** Dataset extract **
——————————
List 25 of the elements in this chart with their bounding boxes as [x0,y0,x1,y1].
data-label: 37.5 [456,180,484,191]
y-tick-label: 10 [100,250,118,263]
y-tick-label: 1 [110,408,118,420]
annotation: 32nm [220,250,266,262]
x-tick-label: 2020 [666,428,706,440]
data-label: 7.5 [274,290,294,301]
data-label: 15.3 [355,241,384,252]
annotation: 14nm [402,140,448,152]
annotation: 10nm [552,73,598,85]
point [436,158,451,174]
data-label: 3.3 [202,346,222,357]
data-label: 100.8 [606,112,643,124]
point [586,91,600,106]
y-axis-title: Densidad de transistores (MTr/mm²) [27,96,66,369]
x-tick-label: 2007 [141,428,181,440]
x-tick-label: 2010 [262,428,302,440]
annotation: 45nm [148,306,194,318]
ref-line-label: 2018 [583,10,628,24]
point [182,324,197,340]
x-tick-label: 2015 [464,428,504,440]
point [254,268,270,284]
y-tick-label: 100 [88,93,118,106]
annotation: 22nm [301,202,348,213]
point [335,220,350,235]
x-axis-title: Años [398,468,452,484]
——————————
** Problem details **
Reproduce the lines above word for word.

** Response below **
List 25 of the elements in this chart with their bounding boxes as [x0,y0,x1,y1].
data-label: 37.5 [456,180,484,191]
y-tick-label: 10 [100,250,118,263]
y-tick-label: 1 [110,408,118,420]
annotation: 32nm [220,250,266,262]
x-tick-label: 2020 [666,428,706,440]
data-label: 7.5 [274,290,294,301]
data-label: 15.3 [355,241,384,252]
annotation: 14nm [402,140,448,152]
annotation: 10nm [552,73,598,85]
point [436,158,451,174]
data-label: 3.3 [202,346,222,357]
data-label: 100.8 [606,112,643,124]
point [586,91,600,106]
y-axis-title: Densidad de transistores (MTr/mm²) [27,96,66,369]
x-tick-label: 2007 [141,428,181,440]
x-tick-label: 2010 [262,428,302,440]
annotation: 45nm [148,306,194,318]
ref-line-label: 2018 [583,10,628,24]
point [182,324,197,340]
x-tick-label: 2015 [464,428,504,440]
point [254,268,270,284]
y-tick-label: 100 [88,93,118,106]
annotation: 22nm [301,202,348,213]
point [335,220,350,235]
x-axis-title: Años [398,468,452,484]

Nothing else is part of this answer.